Dataset entries on figures
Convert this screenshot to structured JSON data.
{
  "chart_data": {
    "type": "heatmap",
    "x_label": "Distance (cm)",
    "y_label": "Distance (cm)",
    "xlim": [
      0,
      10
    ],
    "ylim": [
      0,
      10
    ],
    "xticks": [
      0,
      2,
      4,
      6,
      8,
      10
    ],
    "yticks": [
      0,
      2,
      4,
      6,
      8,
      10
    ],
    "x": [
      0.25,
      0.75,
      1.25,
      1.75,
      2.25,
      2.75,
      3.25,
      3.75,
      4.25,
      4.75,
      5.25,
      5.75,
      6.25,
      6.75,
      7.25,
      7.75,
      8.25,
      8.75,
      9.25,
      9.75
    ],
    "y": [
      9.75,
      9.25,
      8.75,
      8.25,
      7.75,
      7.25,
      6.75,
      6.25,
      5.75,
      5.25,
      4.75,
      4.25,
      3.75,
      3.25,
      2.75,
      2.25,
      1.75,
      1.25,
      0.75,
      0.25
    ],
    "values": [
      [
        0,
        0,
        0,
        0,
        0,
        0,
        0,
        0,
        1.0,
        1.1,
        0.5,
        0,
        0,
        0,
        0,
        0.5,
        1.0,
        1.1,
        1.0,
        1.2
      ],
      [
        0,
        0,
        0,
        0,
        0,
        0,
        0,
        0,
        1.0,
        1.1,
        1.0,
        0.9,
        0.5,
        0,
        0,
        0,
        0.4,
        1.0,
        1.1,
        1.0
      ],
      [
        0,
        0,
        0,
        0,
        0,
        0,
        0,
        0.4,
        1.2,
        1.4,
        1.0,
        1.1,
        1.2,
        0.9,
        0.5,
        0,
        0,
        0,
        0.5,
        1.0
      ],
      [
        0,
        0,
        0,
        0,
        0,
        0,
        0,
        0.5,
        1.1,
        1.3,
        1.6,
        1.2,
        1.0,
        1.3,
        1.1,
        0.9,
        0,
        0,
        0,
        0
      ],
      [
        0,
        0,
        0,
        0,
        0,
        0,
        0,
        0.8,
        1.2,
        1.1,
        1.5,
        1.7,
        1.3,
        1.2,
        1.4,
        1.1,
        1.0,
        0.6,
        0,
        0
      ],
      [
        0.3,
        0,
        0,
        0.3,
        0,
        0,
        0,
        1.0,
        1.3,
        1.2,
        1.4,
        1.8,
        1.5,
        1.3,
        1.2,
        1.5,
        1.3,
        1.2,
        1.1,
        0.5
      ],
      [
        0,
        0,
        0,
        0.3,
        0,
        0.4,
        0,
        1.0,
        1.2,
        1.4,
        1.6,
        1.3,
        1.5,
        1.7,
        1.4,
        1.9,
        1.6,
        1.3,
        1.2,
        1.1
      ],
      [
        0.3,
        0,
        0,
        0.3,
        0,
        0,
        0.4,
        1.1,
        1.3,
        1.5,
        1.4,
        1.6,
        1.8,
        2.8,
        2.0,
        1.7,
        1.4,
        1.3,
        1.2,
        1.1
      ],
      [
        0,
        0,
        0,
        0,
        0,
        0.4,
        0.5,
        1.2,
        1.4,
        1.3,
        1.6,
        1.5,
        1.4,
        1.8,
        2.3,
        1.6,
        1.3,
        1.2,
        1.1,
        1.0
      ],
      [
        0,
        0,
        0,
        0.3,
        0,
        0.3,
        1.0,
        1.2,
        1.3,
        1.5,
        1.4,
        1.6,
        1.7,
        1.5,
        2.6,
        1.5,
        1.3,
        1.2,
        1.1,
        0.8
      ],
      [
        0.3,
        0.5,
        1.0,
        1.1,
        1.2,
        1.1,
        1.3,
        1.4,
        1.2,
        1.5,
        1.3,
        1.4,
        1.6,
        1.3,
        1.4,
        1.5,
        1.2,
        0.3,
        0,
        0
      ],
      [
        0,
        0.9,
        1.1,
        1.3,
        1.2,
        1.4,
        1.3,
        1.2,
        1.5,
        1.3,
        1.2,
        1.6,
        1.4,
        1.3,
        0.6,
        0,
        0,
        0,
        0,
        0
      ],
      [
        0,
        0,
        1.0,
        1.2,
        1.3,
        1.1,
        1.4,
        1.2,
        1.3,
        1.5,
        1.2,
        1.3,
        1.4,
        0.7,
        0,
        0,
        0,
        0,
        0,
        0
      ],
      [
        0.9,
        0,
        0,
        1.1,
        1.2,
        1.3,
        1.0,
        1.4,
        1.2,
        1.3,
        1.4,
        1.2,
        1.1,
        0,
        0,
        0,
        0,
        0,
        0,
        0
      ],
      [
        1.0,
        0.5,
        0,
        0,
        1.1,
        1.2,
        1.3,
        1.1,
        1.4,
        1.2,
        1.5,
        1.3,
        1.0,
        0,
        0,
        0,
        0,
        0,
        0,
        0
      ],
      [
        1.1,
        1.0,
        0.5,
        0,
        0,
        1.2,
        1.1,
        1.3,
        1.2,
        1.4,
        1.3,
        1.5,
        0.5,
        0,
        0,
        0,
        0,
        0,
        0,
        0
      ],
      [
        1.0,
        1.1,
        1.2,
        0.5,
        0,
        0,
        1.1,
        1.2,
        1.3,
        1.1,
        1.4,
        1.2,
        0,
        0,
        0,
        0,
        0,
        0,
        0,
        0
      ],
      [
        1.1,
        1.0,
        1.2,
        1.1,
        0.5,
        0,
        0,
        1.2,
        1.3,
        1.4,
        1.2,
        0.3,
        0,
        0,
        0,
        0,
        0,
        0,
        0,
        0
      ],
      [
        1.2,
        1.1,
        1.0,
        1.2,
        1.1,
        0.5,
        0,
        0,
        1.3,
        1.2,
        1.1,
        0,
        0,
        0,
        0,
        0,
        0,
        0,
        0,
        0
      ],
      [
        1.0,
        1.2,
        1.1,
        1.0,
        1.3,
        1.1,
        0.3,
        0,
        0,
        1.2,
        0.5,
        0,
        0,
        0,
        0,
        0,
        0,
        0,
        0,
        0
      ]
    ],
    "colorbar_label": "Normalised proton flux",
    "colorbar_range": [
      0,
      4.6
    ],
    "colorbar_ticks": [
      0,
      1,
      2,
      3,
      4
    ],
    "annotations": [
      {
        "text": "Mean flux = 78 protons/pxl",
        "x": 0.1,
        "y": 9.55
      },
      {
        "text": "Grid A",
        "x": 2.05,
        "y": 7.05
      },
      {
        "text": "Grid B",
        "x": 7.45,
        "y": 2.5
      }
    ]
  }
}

To do - Print out the whole listing exactly as it appears.

Reply -
Convert this screenshot to structured JSON data.
{
  "chart_data": {
    "type": "heatmap",
    "x_label": "Distance (cm)",
    "y_label": "Distance (cm)",
    "xlim": [
      0,
      10
    ],
    "ylim": [
      0,
      10
    ],
    "xticks": [
      0,
      2,
      4,
      6,
      8,
      10
    ],
    "yticks": [
      0,
      2,
      4,
      6,
      8,
      10
    ],
    "x": [
      0.25,
      0.75,
      1.25,
      1.75,
      2.25,
      2.75,
      3.25,
      3.75,
      4.25,
      4.75,
      5.25,
      5.75,
      6.25,
      6.75,
      7.25,
      7.75,
      8.25,
      8.75,
      9.25,
      9.75
    ],
    "y": [
      9.75,
      9.25,
      8.75,
      8.25,
      7.75,
      7.25,
      6.75,
      6.25,
      5.75,
      5.25,
      4.75,
      4.25,
      3.75,
      3.25,
      2.75,
      2.25,
      1.75,
      1.25,
      0.75,
      0.25
    ],
    "values": [
      [
        0,
        0,
        0,
        0,
        0,
        0,
        0,
        0,
        1.0,
        1.1,
        0.5,
        0,
        0,
        0,
        0,
        0.5,
        1.0,
        1.1,
        1.0,
        1.2
      ],
      [
        0,
        0,
        0,
        0,
        0,
        0,
        0,
        0,
        1.0,
        1.1,
        1.0,
        0.9,
        0.5,
        0,
        0,
        0,
        0.4,
        1.0,
        1.1,
        1.0
      ],
      [
        0,
        0,
        0,
        0,
        0,
        0,
        0,
        0.4,
        1.2,
        1.4,
        1.0,
        1.1,
        1.2,
        0.9,
        0.5,
        0,
        0,
        0,
        0.5,
        1.0
      ],
      [
        0,
        0,
        0,
        0,
        0,
        0,
        0,
        0.5,
        1.1,
        1.3,
        1.6,
        1.2,
        1.0,
        1.3,
        1.1,
        0.9,
        0,
        0,
        0,
        0
      ],
      [
        0,
        0,
        0,
        0,
        0,
        0,
        0,
        0.8,
        1.2,
        1.1,
        1.5,
        1.7,
        1.3,
        1.2,
        1.4,
        1.1,
        1.0,
        0.6,
        0,
        0
      ],
      [
        0.3,
        0,
        0,
        0.3,
        0,
        0,
        0,
        1.0,
        1.3,
        1.2,
        1.4,
        1.8,
        1.5,
        1.3,
        1.2,
        1.5,
        1.3,
        1.2,
        1.1,
        0.5
      ],
      [
        0,
        0,
        0,
        0.3,
        0,
        0.4,
        0,
        1.0,
        1.2,
        1.4,
        1.6,
        1.3,
        1.5,
        1.7,
        1.4,
        1.9,
        1.6,
        1.3,
        1.2,
        1.1
      ],
      [
        0.3,
        0,
        0,
        0.3,
        0,
        0,
        0.4,
        1.1,
        1.3,
        1.5,
        1.4,
        1.6,
        1.8,
        2.8,
        2.0,
        1.7,
        1.4,
        1.3,
        1.2,
        1.1
      ],
      [
        0,
        0,
        0,
        0,
        0,
        0.4,
        0.5,
        1.2,
        1.4,
        1.3,
        1.6,
        1.5,
        1.4,
        1.8,
        2.3,
        1.6,
        1.3,
        1.2,
        1.1,
        1.0
      ],
      [
        0,
        0,
        0,
        0.3,
        0,
        0.3,
        1.0,
        1.2,
        1.3,
        1.5,
        1.4,
        1.6,
        1.7,
        1.5,
        2.6,
        1.5,
        1.3,
        1.2,
        1.1,
        0.8
      ],
      [
        0.3,
        0.5,
        1.0,
        1.1,
        1.2,
        1.1,
        1.3,
        1.4,
        1.2,
        1.5,
        1.3,
        1.4,
        1.6,
        1.3,
        1.4,
        1.5,
        1.2,
        0.3,
        0,
        0
      ],
      [
        0,
        0.9,
        1.1,
        1.3,
        1.2,
        1.4,
        1.3,
        1.2,
        1.5,
        1.3,
        1.2,
        1.6,
        1.4,
        1.3,
        0.6,
        0,
        0,
        0,
        0,
        0
      ],
      [
        0,
        0,
        1.0,
        1.2,
        1.3,
        1.1,
        1.4,
        1.2,
        1.3,
        1.5,
        1.2,
        1.3,
        1.4,
        0.7,
        0,
        0,
        0,
        0,
        0,
        0
      ],
      [
        0.9,
        0,
        0,
        1.1,
        1.2,
        1.3,
        1.0,
        1.4,
        1.2,
        1.3,
        1.4,
        1.2,
        1.1,
        0,
        0,
        0,
        0,
        0,
        0,
        0
      ],
      [
        1.0,
        0.5,
        0,
        0,
        1.1,
        1.2,
        1.3,
        1.1,
        1.4,
        1.2,
        1.5,
        1.3,
        1.0,
        0,
        0,
        0,
        0,
        0,
        0,
        0
      ],
      [
        1.1,
        1.0,
        0.5,
        0,
        0,
        1.2,
        1.1,
        1.3,
        1.2,
        1.4,
        1.3,
        1.5,
        0.5,
        0,
        0,
        0,
        0,
        0,
        0,
        0
      ],
      [
        1.0,
        1.1,
        1.2,
        0.5,
        0,
        0,
        1.1,
        1.2,
        1.3,
        1.1,
        1.4,
        1.2,
        0,
        0,
        0,
        0,
        0,
        0,
        0,
        0
      ],
      [
        1.1,
        1.0,
        1.2,
        1.1,
        0.5,
        0,
        0,
        1.2,
        1.3,
        1.4,
        1.2,
        0.3,
        0,
        0,
        0,
        0,
        0,
        0,
        0,
        0
      ],
      [
        1.2,
        1.1,
        1.0,
        1.2,
        1.1,
        0.5,
        0,
        0,
        1.3,
        1.2,
        1.1,
        0,
        0,
        0,
        0,
        0,
        0,
        0,
        0,
        0
      ],
      [
        1.0,
        1.2,
        1.1,
        1.0,
        1.3,
        1.1,
        0.3,
        0,
        0,
        1.2,
        0.5,
        0,
        0,
        0,
        0,
        0,
        0,
        0,
        0,
        0
      ]
    ],
    "colorbar_label": "Normalised proton flux",
    "colorbar_range": [
      0,
      4.6
    ],
    "colorbar_ticks": [
      0,
      1,
      2,
      3,
      4
    ],
    "annotations": [
      {
        "text": "Mean flux = 78 protons/pxl",
        "x": 0.1,
        "y": 9.55
      },
      {
        "text": "Grid A",
        "x": 2.05,
        "y": 7.05
      },
      {
        "text": "Grid B",
        "x": 7.45,
        "y": 2.5
      }
    ]
  }
}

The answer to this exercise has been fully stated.